What is the number of lines in the data holding the word "JSON"? Give that number by itself.

___ TASK INPUT

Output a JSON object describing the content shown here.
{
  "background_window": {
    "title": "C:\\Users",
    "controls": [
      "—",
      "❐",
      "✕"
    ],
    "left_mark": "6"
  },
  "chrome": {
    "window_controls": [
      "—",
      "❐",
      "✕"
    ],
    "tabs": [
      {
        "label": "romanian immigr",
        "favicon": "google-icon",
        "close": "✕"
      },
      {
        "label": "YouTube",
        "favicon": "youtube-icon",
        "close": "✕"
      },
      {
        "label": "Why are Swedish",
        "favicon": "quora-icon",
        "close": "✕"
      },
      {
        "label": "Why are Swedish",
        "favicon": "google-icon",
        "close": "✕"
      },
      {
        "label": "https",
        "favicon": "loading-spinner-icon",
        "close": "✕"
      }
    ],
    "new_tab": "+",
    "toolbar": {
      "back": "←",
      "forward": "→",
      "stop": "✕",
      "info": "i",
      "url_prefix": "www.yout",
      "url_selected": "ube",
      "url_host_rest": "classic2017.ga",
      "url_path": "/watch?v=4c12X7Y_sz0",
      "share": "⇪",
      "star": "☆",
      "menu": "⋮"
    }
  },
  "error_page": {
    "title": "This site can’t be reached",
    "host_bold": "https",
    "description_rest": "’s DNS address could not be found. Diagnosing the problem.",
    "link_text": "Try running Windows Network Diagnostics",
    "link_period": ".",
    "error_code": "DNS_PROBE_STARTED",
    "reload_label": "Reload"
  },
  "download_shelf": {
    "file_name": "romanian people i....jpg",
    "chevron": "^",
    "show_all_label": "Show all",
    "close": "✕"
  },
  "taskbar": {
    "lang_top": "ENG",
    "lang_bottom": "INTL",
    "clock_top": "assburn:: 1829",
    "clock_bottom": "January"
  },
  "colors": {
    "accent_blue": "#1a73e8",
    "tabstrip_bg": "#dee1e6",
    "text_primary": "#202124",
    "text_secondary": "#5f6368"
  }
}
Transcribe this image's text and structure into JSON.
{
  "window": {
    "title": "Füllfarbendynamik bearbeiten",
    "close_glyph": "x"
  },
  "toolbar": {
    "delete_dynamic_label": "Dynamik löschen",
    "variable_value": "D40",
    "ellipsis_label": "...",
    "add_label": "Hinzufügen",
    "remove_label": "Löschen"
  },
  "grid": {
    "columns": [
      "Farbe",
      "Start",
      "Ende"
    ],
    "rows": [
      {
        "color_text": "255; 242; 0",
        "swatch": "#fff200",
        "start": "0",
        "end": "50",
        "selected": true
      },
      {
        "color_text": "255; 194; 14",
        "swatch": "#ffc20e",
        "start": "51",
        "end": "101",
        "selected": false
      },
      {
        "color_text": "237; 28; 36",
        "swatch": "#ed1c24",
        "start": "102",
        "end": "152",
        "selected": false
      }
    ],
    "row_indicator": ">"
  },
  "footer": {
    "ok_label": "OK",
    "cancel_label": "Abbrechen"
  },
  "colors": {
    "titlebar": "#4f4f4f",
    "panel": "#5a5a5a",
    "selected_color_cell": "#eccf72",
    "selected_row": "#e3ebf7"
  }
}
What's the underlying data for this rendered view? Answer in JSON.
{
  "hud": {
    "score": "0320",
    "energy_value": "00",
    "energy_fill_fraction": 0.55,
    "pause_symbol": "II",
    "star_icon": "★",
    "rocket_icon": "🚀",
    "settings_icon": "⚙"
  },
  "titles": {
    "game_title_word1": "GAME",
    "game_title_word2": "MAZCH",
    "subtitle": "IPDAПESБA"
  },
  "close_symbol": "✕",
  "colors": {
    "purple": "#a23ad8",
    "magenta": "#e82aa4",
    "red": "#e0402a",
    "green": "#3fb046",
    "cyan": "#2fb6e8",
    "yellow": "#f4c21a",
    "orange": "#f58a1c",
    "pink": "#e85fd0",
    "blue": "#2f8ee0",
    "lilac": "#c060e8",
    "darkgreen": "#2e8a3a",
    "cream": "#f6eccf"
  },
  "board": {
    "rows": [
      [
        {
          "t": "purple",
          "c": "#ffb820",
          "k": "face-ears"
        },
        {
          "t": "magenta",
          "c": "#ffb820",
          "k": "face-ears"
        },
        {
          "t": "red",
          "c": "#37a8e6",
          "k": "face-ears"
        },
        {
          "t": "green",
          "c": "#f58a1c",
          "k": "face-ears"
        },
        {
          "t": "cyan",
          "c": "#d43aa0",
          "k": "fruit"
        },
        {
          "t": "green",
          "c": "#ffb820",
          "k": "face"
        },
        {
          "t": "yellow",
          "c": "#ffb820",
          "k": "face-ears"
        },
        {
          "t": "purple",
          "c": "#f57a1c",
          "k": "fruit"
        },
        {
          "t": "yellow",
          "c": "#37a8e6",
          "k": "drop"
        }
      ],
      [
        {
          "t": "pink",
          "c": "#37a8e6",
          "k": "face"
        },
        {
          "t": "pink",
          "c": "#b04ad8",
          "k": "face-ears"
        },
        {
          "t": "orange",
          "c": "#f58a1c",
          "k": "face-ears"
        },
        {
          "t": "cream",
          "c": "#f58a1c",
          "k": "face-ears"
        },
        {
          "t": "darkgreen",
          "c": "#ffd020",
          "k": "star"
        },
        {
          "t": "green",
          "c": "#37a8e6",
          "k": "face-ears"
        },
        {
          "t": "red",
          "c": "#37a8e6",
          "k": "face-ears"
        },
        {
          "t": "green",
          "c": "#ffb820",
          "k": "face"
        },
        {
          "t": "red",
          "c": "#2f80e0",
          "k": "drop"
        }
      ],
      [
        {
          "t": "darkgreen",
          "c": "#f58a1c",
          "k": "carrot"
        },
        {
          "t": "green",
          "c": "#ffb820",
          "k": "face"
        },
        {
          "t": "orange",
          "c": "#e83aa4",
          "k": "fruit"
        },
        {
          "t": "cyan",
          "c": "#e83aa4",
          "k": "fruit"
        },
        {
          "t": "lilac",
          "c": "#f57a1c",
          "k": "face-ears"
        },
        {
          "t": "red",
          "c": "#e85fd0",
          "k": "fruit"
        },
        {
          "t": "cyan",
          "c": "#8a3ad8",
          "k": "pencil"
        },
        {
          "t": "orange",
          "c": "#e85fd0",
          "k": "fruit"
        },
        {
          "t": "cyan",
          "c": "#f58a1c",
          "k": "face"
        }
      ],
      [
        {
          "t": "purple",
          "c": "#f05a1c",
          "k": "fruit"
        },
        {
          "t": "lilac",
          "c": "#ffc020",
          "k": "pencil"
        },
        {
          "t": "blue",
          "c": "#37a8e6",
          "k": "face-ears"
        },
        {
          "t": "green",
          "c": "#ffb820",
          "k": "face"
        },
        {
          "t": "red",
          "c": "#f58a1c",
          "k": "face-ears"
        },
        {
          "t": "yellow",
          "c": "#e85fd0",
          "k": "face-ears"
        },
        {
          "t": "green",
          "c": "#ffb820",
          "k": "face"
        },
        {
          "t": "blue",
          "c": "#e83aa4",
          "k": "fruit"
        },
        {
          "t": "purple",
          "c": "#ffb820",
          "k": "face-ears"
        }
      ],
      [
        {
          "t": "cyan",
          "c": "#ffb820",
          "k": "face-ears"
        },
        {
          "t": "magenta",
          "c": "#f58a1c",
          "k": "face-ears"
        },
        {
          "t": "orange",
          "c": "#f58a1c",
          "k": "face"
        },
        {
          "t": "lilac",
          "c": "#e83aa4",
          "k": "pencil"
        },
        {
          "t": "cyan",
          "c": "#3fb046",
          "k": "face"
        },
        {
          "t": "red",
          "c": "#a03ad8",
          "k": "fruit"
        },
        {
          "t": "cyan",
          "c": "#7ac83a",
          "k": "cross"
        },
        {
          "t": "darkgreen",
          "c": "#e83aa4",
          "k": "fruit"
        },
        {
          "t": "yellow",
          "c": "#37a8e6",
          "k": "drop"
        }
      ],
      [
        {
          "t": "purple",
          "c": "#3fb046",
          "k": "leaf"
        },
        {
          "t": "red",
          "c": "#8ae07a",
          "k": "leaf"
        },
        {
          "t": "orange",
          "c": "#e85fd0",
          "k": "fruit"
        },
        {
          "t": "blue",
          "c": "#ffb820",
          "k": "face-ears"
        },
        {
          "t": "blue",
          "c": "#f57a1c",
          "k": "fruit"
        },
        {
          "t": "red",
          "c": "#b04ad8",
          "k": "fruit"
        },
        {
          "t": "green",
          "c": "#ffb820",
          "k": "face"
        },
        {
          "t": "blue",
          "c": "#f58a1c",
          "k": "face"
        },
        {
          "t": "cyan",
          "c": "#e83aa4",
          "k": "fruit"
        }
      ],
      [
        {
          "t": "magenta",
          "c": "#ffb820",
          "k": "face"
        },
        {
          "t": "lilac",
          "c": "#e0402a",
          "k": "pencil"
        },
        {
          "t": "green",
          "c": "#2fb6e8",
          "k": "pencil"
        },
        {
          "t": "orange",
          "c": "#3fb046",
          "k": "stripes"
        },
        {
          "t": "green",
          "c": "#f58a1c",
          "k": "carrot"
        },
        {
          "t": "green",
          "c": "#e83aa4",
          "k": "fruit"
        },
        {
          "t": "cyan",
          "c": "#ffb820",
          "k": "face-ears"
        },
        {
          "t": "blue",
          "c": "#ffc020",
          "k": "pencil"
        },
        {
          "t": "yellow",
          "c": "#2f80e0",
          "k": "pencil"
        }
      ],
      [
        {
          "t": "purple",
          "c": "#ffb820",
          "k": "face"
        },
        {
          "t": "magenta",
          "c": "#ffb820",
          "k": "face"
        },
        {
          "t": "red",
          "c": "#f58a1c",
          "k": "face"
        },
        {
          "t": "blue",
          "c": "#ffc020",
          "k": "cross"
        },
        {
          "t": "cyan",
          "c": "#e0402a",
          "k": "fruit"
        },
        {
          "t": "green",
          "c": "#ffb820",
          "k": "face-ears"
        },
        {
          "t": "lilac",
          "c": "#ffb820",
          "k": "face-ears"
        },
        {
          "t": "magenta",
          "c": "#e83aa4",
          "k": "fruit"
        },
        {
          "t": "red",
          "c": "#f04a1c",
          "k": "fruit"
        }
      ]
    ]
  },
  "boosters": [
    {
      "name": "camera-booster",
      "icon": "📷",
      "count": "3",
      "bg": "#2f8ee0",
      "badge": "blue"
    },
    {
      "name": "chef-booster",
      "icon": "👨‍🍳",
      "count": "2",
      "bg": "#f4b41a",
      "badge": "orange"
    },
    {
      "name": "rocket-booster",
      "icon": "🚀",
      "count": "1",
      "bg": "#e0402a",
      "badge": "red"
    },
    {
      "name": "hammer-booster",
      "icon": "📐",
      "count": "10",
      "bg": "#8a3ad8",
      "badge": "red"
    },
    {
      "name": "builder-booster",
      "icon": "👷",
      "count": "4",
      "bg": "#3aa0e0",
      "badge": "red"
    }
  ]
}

______

REPLY: 3